### Data rows
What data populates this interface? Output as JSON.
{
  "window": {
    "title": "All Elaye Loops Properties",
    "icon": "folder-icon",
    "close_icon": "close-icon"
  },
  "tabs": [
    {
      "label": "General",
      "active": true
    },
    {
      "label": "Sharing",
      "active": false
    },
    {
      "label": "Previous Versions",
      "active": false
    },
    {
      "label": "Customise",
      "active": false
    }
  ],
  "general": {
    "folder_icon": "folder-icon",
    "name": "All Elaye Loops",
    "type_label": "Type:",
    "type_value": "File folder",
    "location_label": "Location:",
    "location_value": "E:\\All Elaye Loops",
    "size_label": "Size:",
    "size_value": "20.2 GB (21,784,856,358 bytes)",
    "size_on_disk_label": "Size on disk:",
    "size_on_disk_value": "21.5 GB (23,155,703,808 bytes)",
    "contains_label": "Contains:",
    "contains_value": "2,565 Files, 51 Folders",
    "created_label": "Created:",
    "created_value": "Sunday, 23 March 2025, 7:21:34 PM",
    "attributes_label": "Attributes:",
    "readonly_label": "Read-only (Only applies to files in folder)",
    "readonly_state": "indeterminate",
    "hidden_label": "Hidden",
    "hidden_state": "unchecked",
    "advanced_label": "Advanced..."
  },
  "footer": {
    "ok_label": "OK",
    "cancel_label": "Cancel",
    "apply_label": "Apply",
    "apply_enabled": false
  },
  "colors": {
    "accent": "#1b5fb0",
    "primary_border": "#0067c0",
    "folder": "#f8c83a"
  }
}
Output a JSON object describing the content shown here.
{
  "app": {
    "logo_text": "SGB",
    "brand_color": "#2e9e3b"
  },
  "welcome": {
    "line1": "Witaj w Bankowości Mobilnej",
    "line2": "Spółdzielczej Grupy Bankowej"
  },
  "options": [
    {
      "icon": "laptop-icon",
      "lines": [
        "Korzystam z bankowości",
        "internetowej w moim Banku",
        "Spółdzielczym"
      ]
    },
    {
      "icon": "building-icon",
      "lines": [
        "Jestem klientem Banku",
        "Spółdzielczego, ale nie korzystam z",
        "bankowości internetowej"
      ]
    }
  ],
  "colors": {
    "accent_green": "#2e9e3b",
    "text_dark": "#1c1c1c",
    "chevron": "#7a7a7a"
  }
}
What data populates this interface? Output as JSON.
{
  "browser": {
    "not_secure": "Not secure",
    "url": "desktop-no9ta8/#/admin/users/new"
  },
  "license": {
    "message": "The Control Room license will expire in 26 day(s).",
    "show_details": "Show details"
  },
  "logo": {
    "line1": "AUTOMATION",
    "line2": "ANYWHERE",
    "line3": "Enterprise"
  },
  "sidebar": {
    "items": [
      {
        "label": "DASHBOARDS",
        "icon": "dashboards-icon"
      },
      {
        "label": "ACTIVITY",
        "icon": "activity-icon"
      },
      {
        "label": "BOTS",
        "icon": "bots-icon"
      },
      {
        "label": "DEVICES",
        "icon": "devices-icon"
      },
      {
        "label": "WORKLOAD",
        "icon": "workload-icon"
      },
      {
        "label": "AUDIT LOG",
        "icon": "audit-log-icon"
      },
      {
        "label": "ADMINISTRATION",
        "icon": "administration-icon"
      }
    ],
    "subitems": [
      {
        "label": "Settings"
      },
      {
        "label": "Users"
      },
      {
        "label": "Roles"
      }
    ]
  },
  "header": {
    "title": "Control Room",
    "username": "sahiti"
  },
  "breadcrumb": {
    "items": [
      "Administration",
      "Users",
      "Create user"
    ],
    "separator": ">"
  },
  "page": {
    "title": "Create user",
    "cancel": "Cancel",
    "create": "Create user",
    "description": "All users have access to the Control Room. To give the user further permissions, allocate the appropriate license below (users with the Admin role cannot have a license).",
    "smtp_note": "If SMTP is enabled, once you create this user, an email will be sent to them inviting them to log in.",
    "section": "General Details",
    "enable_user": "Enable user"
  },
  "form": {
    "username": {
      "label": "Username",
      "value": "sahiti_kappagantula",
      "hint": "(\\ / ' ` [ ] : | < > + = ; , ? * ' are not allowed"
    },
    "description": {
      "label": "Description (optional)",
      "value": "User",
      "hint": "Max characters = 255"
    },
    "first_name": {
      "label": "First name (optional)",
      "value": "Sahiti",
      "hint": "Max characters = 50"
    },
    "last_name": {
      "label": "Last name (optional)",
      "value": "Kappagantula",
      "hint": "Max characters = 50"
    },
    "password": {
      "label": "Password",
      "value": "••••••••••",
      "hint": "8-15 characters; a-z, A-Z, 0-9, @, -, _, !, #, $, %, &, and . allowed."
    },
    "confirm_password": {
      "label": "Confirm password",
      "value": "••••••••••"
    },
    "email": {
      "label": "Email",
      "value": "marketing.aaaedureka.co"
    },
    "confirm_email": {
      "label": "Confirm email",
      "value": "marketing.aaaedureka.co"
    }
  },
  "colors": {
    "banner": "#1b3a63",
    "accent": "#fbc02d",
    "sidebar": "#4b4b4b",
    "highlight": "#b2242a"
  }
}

### Problem to solve
Look through the entries and find each line that has the string "will". Copy those lines.

### Complete output
    "message": "The Control Room license will expire in 26 day(s).",
    "smtp_note": "If SMTP is enabled, once you create this user, an email will be sent to them inviting them to log in.",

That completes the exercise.